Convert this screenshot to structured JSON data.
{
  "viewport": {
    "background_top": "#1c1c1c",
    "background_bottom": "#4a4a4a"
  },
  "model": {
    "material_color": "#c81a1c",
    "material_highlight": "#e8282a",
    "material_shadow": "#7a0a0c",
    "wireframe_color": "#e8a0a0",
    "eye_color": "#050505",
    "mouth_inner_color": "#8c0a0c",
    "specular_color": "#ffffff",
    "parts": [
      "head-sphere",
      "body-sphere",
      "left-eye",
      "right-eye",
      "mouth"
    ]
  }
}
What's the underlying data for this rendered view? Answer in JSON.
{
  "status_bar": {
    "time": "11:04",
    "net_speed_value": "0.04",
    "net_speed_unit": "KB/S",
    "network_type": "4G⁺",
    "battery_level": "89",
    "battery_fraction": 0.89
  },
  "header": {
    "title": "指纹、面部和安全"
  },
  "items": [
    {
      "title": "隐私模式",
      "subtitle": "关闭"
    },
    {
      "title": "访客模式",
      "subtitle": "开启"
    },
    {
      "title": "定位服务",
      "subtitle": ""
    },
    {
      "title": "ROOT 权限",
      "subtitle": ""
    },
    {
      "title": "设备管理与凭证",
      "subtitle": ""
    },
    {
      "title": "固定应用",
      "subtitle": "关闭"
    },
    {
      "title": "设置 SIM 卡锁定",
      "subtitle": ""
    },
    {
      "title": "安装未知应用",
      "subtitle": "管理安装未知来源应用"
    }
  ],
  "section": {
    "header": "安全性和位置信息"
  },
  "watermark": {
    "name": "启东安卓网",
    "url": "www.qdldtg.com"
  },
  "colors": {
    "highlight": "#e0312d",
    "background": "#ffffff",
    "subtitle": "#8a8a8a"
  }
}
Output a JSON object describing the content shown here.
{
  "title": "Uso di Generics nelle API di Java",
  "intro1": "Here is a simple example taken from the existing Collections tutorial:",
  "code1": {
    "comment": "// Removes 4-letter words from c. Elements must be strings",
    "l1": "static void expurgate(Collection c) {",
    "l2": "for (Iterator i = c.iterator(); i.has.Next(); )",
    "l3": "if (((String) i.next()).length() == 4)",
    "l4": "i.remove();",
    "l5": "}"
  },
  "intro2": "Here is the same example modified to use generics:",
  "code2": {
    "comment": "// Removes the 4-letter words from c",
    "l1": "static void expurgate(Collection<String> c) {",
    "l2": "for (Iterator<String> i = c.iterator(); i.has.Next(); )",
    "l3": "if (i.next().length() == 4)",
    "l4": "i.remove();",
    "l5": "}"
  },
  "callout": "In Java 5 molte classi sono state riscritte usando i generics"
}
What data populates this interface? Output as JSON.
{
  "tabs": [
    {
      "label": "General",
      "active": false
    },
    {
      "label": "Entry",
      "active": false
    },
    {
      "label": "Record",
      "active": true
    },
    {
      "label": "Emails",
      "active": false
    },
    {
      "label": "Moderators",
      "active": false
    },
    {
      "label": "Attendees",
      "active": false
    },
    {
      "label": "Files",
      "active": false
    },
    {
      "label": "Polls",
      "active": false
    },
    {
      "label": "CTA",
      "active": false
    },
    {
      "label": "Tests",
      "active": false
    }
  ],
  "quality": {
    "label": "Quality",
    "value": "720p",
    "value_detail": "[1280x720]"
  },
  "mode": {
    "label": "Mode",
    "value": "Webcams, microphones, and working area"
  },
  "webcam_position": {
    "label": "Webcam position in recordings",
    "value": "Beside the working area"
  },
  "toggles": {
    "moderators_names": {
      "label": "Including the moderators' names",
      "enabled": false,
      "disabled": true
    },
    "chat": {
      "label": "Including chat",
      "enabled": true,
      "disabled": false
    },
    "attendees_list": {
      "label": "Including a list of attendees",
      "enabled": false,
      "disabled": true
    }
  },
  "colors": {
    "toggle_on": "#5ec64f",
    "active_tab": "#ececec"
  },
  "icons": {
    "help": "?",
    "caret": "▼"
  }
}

::::

_EXERCISE REQUIREMENTS_
Extract every line above exactly as it stands.

_WORKED ANSWER_
Convert this screenshot to structured JSON data.
{
  "viewport": {
    "background_top": "#1c1c1c",
    "background_bottom": "#4a4a4a"
  },
  "model": {
    "material_color": "#c81a1c",
    "material_highlight": "#e8282a",
    "material_shadow": "#7a0a0c",
    "wireframe_color": "#e8a0a0",
    "eye_color": "#050505",
    "mouth_inner_color": "#8c0a0c",
    "specular_color": "#ffffff",
    "parts": [
      "head-sphere",
      "body-sphere",
      "left-eye",
      "right-eye",
      "mouth"
    ]
  }
}
What's the underlying data for this rendered view? Answer in JSON.
{
  "status_bar": {
    "time": "11:04",
    "net_speed_value": "0.04",
    "net_speed_unit": "KB/S",
    "network_type": "4G⁺",
    "battery_level": "89",
    "battery_fraction": 0.89
  },
  "header": {
    "title": "指纹、面部和安全"
  },
  "items": [
    {
      "title": "隐私模式",
      "subtitle": "关闭"
    },
    {
      "title": "访客模式",
      "subtitle": "开启"
    },
    {
      "title": "定位服务",
      "subtitle": ""
    },
    {
      "title": "ROOT 权限",
      "subtitle": ""
    },
    {
      "title": "设备管理与凭证",
      "subtitle": ""
    },
    {
      "title": "固定应用",
      "subtitle": "关闭"
    },
    {
      "title": "设置 SIM 卡锁定",
      "subtitle": ""
    },
    {
      "title": "安装未知应用",
      "subtitle": "管理安装未知来源应用"
    }
  ],
  "section": {
    "header": "安全性和位置信息"
  },
  "watermark": {
    "name": "启东安卓网",
    "url": "www.qdldtg.com"
  },
  "colors": {
    "highlight": "#e0312d",
    "background": "#ffffff",
    "subtitle": "#8a8a8a"
  }
}
Output a JSON object describing the content shown here.
{
  "title": "Uso di Generics nelle API di Java",
  "intro1": "Here is a simple example taken from the existing Collections tutorial:",
  "code1": {
    "comment": "// Removes 4-letter words from c. Elements must be strings",
    "l1": "static void expurgate(Collection c) {",
    "l2": "for (Iterator i = c.iterator(); i.has.Next(); )",
    "l3": "if (((String) i.next()).length() == 4)",
    "l4": "i.remove();",
    "l5": "}"
  },
  "intro2": "Here is the same example modified to use generics:",
  "code2": {
    "comment": "// Removes the 4-letter words from c",
    "l1": "static void expurgate(Collection<String> c) {",
    "l2": "for (Iterator<String> i = c.iterator(); i.has.Next(); )",
    "l3": "if (i.next().length() == 4)",
    "l4": "i.remove();",
    "l5": "}"
  },
  "callout": "In Java 5 molte classi sono state riscritte usando i generics"
}
What data populates this interface? Output as JSON.
{
  "tabs": [
    {
      "label": "General",
      "active": false
    },
    {
      "label": "Entry",
      "active": false
    },
    {
      "label": "Record",
      "active": true
    },
    {
      "label": "Emails",
      "active": false
    },
    {
      "label": "Moderators",
      "active": false
    },
    {
      "label": "Attendees",
      "active": false
    },
    {
      "label": "Files",
      "active": false
    },
    {
      "label": "Polls",
      "active": false
    },
    {
      "label": "CTA",
      "active": false
    },
    {
      "label": "Tests",
      "active": false
    }
  ],
  "quality": {
    "label": "Quality",
    "value": "720p",
    "value_detail": "[1280x720]"
  },
  "mode": {
    "label": "Mode",
    "value": "Webcams, microphones, and working area"
  },
  "webcam_position": {
    "label": "Webcam position in recordings",
    "value": "Beside the working area"
  },
  "toggles": {
    "moderators_names": {
      "label": "Including the moderators' names",
      "enabled": false,
      "disabled": true
    },
    "chat": {
      "label": "Including chat",
      "enabled": true,
      "disabled": false
    },
    "attendees_list": {
      "label": "Including a list of attendees",
      "enabled": false,
      "disabled": true
    }
  },
  "colors": {
    "toggle_on": "#5ec64f",
    "active_tab": "#ececec"
  },
  "icons": {
    "help": "?",
    "caret": "▼"
  }
}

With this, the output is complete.